» **TASK MATERIAL**:
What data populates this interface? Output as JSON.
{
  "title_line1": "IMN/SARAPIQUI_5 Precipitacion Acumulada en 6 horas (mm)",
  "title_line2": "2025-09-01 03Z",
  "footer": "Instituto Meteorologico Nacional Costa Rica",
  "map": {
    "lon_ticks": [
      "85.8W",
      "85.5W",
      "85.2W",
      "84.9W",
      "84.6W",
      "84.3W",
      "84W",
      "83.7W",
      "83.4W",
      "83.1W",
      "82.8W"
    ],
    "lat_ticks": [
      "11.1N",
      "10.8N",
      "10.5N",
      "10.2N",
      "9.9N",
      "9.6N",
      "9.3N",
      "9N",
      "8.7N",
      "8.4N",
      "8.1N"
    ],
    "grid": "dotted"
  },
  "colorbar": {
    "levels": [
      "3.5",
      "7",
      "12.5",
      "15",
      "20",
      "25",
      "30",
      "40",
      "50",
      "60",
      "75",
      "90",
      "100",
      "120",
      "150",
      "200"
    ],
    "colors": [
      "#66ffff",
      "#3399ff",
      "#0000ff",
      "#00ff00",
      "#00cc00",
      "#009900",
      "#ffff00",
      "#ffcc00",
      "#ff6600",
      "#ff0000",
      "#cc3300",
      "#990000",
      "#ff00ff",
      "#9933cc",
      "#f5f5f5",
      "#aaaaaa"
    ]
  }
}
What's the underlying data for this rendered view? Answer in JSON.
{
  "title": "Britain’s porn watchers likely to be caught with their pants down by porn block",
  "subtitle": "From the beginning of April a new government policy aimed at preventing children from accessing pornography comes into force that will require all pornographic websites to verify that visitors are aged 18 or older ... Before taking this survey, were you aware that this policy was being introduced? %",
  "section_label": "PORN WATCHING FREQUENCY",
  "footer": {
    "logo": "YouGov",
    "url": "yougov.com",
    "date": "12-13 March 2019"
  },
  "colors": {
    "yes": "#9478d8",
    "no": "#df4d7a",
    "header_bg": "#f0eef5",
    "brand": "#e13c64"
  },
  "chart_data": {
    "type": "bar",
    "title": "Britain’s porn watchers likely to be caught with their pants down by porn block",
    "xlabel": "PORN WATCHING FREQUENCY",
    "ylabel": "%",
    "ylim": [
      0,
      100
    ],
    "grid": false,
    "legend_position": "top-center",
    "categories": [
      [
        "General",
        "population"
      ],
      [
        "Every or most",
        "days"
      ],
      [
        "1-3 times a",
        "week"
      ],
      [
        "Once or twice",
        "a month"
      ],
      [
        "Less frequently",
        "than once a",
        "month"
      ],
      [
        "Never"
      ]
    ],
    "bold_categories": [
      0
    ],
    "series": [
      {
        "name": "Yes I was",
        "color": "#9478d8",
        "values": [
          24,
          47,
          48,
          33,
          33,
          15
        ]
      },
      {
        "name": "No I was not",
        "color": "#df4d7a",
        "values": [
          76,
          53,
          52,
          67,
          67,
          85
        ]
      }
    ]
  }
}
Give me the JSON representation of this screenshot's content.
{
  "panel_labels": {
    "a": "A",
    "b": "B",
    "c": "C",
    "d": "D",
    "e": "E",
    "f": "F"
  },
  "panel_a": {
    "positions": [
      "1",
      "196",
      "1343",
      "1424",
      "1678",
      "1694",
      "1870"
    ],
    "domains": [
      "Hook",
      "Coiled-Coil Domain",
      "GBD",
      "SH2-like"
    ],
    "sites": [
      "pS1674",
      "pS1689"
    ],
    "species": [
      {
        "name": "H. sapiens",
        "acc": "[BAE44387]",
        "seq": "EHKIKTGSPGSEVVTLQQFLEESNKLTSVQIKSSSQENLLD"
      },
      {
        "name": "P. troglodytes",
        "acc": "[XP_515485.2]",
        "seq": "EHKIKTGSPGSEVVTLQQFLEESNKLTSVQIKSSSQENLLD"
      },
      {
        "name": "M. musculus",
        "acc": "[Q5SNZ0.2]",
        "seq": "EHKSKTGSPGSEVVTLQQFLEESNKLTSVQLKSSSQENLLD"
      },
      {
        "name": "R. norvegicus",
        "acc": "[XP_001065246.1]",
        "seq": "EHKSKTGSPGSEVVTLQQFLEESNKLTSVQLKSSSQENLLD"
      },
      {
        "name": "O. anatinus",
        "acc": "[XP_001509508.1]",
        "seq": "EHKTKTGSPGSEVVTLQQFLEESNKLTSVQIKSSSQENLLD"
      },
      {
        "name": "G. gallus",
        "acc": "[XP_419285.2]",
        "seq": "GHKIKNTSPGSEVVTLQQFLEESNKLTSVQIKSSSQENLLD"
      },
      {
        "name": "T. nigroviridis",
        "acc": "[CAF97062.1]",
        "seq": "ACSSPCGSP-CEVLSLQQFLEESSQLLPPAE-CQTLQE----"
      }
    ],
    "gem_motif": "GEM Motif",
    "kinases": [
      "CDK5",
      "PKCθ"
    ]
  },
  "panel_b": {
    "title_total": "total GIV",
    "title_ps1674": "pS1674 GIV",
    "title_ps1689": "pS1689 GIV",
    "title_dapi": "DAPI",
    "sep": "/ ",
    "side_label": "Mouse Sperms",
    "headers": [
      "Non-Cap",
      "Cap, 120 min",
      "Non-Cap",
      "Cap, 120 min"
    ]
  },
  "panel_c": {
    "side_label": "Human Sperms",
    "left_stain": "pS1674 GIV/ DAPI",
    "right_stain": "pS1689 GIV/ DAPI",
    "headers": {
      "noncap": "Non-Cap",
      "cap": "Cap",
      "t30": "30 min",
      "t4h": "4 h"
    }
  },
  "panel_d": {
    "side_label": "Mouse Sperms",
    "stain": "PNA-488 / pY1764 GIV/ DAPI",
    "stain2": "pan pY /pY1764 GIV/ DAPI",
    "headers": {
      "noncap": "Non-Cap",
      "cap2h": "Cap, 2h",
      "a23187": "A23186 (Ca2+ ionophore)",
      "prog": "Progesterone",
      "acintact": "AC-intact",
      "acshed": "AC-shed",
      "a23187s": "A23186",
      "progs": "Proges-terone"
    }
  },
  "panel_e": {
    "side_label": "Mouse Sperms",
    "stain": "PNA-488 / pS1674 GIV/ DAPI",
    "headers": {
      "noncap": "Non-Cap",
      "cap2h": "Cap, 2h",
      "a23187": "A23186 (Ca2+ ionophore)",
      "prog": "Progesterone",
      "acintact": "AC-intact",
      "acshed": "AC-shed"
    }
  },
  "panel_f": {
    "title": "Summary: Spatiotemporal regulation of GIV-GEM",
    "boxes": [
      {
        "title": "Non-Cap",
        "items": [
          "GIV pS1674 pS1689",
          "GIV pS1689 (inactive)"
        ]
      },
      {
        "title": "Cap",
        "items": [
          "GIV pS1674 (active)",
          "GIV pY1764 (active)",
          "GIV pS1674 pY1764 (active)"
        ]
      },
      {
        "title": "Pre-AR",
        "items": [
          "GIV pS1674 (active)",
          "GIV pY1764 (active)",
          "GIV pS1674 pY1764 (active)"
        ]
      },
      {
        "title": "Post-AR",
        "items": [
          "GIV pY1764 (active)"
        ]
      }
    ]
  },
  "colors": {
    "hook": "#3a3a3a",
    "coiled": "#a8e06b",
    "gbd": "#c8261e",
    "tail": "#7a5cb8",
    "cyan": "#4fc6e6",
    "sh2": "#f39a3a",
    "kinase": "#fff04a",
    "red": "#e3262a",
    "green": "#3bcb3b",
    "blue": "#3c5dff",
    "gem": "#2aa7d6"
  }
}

» **THE TASK**: Copy all the lines above that hold the string "JSON".

» **RESPONSE TO THE TASK**:
What data populates this interface? Output as JSON.
What's the underlying data for this rendered view? Answer in JSON.
Give me the JSON representation of this screenshot's content.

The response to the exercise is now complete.